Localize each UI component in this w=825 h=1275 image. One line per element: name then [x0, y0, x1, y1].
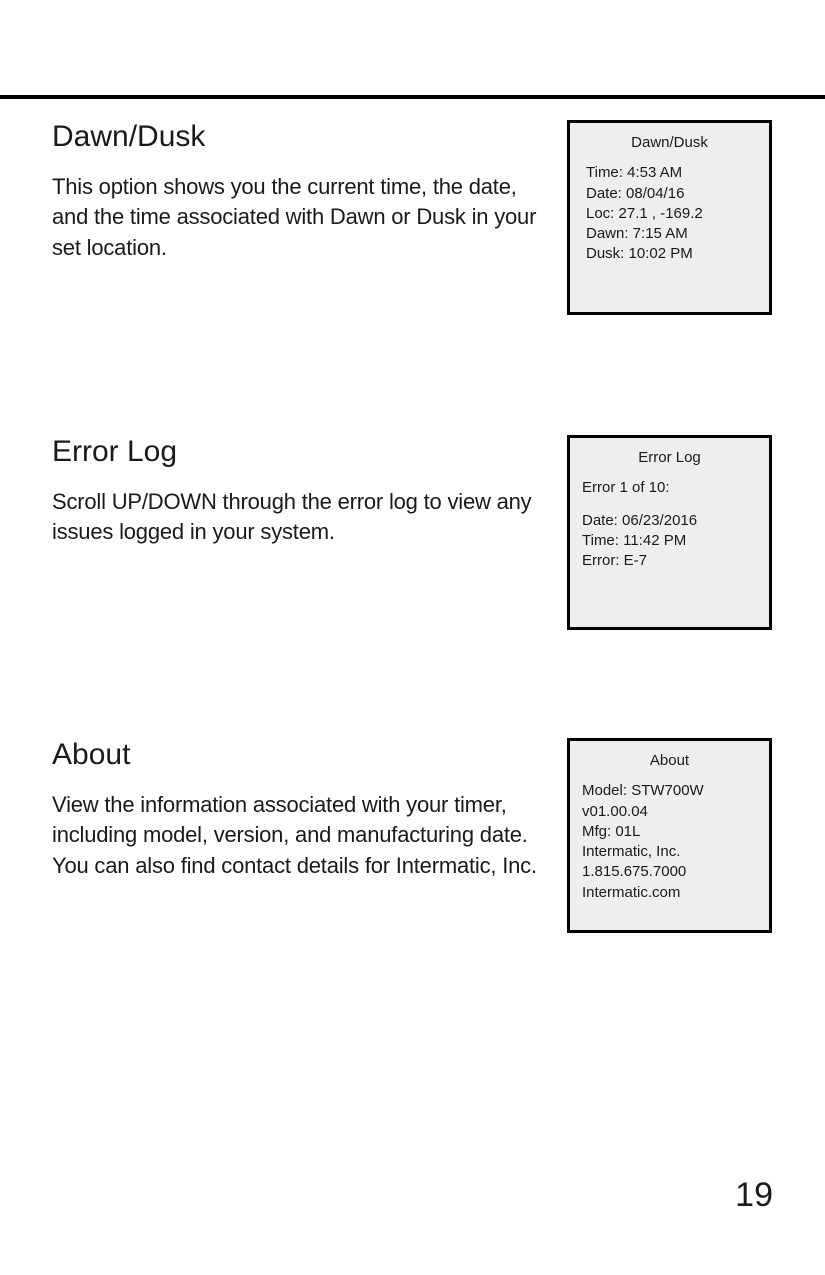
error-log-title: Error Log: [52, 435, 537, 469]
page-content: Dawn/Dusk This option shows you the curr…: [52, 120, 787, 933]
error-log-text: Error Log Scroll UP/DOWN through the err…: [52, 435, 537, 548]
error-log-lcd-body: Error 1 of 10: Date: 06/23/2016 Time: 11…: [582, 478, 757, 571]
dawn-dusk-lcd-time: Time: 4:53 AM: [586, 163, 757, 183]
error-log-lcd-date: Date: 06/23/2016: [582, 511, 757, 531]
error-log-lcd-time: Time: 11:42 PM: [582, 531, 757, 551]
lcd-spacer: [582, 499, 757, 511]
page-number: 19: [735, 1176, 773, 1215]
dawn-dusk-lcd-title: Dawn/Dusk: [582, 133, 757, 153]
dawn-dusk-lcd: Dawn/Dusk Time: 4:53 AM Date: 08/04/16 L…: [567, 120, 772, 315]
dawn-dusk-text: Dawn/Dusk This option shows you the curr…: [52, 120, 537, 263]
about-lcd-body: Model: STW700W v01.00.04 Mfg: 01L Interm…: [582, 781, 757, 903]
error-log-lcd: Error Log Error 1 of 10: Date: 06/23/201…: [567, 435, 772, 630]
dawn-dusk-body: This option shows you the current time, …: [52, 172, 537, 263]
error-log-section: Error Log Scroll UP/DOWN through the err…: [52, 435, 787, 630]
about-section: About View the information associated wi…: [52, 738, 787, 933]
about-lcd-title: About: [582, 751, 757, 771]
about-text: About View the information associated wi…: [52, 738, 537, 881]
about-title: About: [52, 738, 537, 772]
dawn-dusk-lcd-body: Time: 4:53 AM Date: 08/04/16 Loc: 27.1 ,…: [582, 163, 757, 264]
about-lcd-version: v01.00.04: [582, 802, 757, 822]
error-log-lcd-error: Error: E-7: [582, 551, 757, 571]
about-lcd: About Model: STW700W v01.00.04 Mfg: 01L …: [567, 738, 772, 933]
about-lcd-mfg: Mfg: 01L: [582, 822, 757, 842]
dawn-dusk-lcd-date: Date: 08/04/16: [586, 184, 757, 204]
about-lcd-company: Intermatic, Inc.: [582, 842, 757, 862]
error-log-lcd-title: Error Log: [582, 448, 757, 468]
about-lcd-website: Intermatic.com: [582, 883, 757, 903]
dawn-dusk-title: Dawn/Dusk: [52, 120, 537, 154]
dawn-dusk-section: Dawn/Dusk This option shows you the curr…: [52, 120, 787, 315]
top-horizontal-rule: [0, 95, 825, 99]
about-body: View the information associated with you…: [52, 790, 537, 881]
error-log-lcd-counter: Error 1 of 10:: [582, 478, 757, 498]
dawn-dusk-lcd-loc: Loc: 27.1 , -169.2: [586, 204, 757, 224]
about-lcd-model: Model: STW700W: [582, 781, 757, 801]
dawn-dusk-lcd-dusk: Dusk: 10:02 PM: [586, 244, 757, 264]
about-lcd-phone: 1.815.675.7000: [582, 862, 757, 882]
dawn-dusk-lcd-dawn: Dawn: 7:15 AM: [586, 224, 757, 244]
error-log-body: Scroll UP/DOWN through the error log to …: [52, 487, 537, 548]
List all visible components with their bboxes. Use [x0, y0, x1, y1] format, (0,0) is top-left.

- - - - -

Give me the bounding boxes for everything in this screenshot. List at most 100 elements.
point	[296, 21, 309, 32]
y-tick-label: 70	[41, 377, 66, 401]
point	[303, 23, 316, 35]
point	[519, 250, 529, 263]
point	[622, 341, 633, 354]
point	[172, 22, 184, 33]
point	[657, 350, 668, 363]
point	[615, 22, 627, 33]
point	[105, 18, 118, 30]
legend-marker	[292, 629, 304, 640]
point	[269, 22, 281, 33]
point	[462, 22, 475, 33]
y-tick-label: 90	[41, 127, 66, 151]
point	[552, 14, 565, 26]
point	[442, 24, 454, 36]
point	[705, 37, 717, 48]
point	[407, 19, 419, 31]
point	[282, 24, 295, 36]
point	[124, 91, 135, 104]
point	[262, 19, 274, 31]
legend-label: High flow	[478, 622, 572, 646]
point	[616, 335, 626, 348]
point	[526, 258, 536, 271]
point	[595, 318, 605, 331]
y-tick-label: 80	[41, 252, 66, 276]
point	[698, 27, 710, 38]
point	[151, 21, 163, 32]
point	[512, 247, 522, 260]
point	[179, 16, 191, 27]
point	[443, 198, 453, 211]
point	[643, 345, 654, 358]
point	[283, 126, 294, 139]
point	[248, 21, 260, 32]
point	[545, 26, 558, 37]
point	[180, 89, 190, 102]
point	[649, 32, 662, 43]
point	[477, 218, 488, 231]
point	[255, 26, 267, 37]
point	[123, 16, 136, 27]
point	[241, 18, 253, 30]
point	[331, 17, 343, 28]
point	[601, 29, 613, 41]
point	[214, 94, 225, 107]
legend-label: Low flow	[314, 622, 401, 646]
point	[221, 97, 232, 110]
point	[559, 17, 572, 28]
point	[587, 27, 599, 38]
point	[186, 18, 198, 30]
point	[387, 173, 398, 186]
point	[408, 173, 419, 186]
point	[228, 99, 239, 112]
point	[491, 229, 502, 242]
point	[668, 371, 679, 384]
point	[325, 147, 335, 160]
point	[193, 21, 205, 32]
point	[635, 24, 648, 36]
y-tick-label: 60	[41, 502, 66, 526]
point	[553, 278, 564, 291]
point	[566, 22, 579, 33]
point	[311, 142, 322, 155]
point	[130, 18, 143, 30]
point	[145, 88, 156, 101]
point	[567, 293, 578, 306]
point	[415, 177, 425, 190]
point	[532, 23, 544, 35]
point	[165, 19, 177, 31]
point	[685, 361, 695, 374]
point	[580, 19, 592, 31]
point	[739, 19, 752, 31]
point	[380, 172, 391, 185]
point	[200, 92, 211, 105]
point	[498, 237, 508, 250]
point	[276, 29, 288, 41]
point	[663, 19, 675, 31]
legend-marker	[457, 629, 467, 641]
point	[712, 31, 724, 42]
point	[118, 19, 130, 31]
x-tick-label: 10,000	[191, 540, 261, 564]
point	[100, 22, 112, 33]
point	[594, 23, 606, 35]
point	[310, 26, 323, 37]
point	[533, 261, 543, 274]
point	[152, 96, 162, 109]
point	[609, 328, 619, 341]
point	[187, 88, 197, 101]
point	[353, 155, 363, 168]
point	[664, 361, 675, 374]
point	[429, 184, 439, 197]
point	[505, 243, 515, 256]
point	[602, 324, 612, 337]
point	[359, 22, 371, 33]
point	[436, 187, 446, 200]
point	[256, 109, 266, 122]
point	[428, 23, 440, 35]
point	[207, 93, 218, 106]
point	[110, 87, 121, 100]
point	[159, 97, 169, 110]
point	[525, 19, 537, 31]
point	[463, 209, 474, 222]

- - - - -

Copy out the entries word for word, starting at the line that contains "Give me the" and ending at the line that contains "341, 633, 354]", with both of those lines included.

Give me the bounding boxes for everything in this screenshot. List at most 100 elements.
point	[296, 21, 309, 32]
y-tick-label: 70	[41, 377, 66, 401]
point	[303, 23, 316, 35]
point	[519, 250, 529, 263]
point	[622, 341, 633, 354]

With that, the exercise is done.